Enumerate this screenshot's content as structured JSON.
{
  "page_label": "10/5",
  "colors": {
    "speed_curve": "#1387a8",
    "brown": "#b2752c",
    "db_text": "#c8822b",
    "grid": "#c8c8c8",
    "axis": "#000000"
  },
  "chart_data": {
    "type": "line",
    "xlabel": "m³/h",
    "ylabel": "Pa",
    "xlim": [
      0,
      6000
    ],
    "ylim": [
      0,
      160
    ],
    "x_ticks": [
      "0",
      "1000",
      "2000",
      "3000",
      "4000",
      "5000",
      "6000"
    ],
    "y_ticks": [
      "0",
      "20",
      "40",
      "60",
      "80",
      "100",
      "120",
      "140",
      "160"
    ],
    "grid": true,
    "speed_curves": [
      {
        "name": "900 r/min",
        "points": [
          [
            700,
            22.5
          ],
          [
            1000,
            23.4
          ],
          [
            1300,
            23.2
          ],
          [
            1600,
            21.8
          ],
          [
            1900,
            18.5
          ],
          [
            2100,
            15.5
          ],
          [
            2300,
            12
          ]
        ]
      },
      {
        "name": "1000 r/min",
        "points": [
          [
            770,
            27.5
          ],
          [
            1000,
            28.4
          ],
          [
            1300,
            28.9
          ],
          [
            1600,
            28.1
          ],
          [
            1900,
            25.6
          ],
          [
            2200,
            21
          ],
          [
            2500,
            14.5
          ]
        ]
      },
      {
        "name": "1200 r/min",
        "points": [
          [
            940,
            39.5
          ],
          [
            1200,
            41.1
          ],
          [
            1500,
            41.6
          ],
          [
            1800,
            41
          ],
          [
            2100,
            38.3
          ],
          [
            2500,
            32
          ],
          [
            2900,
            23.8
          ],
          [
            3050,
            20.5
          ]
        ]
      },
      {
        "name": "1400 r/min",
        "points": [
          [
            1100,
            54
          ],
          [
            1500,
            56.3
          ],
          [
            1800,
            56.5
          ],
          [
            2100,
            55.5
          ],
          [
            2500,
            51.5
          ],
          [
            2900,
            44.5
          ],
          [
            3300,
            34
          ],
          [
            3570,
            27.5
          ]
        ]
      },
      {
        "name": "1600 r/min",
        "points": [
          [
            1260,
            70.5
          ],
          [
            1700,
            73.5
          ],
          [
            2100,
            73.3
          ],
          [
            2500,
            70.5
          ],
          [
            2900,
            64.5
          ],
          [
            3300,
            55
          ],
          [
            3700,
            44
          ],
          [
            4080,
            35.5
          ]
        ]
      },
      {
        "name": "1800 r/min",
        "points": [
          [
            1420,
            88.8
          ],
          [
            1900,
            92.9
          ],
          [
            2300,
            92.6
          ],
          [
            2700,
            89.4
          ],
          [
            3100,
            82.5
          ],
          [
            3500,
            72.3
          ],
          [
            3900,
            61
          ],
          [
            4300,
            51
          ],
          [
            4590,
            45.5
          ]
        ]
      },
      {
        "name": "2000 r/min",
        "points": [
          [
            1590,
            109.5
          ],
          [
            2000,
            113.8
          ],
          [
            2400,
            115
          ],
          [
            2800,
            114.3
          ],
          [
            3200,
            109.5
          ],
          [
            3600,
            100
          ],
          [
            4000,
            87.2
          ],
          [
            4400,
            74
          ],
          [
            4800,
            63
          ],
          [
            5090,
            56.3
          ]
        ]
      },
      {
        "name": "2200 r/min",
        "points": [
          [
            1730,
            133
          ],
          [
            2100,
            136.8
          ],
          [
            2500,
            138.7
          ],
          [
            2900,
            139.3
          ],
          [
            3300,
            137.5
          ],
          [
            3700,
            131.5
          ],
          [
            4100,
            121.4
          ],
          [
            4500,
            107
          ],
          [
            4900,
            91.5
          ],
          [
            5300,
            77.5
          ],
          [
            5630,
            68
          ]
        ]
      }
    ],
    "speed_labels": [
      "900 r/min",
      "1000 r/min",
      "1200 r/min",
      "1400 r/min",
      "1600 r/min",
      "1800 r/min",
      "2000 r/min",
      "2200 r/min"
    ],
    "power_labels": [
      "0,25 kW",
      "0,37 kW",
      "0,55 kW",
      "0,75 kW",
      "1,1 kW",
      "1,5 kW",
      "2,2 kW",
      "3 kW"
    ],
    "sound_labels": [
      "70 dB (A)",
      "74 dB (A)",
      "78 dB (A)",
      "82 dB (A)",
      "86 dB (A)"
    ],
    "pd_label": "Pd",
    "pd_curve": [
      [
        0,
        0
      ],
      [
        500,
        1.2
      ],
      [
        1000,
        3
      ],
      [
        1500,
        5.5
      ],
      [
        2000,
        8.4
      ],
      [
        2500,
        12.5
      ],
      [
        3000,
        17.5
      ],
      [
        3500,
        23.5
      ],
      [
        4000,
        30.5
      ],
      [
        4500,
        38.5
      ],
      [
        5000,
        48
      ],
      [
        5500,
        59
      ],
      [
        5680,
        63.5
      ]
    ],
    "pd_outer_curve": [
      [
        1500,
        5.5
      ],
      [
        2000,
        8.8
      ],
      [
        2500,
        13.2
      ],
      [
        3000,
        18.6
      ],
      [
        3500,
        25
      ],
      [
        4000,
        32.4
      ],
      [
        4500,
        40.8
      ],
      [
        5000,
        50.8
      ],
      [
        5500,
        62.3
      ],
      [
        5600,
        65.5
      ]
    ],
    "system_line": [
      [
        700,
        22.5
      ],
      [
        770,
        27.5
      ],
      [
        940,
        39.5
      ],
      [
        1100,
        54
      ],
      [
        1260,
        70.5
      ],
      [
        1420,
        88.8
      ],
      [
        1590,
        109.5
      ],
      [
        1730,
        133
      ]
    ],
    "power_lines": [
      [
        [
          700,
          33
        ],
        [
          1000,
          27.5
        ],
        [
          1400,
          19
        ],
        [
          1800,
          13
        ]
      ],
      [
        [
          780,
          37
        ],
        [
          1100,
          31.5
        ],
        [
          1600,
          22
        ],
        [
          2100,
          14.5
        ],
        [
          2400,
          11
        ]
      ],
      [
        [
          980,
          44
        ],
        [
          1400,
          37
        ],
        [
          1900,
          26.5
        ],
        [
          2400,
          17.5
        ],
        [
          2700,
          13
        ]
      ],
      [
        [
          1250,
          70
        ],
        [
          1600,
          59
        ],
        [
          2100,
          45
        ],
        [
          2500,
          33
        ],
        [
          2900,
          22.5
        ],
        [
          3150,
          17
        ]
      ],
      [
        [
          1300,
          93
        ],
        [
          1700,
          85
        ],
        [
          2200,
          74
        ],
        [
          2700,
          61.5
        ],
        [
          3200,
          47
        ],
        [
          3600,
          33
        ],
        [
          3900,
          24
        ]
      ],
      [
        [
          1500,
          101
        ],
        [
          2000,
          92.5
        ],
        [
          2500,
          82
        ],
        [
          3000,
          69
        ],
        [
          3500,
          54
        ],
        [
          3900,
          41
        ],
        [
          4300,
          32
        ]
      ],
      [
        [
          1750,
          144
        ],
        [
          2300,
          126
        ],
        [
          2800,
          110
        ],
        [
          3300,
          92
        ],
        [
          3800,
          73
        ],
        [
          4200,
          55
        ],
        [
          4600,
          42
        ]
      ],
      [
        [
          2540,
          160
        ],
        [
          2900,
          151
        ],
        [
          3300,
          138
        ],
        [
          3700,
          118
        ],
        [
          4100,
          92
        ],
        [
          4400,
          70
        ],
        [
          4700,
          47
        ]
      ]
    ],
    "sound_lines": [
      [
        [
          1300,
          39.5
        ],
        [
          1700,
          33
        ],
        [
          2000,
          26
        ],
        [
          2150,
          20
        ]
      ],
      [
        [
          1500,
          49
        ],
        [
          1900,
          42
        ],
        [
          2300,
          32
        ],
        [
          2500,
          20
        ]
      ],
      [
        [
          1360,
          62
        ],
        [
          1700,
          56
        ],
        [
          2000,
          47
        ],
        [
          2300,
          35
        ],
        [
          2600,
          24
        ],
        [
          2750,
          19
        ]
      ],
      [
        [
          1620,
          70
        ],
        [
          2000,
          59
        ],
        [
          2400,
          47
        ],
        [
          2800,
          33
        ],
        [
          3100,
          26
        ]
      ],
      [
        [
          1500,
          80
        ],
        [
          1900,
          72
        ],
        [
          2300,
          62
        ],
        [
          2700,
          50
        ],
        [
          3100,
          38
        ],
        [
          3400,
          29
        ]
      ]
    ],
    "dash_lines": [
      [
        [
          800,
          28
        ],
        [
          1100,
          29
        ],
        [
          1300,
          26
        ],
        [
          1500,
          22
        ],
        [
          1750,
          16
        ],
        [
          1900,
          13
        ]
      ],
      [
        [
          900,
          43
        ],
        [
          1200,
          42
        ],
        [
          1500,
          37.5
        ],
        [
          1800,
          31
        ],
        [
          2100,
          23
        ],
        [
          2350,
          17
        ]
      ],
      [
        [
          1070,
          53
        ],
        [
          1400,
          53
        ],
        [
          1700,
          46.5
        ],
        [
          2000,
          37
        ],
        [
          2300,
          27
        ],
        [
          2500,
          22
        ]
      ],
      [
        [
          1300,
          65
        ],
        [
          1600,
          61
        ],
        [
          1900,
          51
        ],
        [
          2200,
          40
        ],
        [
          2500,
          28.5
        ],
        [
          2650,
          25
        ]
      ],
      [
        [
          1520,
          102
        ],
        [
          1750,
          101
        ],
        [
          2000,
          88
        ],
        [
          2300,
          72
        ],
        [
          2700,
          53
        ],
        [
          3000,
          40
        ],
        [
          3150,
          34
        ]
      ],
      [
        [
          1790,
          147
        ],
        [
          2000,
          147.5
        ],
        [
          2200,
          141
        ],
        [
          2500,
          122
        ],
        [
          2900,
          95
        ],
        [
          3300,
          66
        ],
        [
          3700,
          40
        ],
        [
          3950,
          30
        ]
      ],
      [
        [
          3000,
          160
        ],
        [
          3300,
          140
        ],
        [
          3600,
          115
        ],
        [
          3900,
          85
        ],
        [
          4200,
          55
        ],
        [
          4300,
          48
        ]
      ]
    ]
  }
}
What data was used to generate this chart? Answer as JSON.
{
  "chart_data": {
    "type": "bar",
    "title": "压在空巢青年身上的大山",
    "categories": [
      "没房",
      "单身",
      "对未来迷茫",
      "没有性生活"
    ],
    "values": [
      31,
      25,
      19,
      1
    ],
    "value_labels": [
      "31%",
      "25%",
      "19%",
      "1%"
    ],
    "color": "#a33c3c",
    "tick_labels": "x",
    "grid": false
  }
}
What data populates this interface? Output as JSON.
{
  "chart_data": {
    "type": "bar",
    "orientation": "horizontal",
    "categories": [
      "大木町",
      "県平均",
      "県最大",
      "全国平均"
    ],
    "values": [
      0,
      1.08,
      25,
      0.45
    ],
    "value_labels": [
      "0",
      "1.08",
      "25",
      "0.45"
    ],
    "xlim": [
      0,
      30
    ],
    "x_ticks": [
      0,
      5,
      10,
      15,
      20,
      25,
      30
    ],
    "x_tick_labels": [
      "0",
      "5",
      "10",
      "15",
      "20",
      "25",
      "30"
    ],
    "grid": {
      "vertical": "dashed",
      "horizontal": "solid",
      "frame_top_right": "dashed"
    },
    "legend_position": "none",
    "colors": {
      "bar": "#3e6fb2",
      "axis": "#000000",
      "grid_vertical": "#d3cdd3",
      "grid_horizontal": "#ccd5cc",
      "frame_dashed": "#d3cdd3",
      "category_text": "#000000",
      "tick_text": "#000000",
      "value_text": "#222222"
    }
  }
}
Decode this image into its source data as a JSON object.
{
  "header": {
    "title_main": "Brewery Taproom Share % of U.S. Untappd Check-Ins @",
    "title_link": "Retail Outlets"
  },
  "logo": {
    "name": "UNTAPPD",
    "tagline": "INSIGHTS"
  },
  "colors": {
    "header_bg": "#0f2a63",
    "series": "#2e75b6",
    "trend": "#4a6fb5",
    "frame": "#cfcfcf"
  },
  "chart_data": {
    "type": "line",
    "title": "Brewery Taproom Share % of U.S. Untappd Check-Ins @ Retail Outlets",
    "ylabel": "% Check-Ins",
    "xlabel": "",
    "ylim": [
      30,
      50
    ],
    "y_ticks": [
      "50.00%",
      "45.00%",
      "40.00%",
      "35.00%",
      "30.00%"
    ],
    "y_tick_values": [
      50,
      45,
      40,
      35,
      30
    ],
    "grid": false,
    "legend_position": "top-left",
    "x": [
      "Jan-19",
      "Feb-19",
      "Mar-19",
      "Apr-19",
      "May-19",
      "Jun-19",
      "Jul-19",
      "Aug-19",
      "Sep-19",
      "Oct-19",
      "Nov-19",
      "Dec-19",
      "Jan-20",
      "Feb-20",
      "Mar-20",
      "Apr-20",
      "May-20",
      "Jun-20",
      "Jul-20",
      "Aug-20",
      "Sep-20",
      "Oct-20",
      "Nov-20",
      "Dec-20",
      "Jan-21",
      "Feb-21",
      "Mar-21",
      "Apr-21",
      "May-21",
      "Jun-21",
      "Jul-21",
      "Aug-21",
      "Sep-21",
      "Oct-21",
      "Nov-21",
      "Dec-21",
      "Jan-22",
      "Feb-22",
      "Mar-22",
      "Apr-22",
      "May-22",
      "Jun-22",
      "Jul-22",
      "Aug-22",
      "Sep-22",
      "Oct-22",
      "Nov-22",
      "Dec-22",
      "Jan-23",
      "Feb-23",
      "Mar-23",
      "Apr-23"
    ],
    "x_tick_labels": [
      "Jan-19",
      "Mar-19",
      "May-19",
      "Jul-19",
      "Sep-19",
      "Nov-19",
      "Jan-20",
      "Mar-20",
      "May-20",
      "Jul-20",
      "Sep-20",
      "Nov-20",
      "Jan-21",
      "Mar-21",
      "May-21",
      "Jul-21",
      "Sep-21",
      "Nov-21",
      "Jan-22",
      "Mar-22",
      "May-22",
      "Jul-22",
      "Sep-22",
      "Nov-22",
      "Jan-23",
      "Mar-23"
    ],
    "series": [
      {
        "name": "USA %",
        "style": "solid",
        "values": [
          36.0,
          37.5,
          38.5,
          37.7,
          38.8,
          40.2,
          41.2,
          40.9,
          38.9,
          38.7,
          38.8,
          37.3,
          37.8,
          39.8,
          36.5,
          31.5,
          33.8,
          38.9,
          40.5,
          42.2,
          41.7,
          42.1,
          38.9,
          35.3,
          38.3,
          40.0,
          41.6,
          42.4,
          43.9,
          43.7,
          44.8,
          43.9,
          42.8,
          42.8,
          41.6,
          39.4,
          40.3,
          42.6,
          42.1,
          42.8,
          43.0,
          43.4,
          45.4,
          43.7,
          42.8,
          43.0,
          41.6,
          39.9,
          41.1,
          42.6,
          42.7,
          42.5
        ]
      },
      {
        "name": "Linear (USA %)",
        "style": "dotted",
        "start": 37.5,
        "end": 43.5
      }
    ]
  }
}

^^^^^^^^

■ Directive
From the data, pick out every line that includes "name".

■ Response
        "name": "900 r/min",
        "name": "1000 r/min",
        "name": "1200 r/min",
        "name": "1400 r/min",
        "name": "1600 r/min",
        "name": "1800 r/min",
        "name": "2000 r/min",
        "name": "2200 r/min",
    "name": "UNTAPPD",
        "name": "USA %",
        "name": "Linear (USA %)",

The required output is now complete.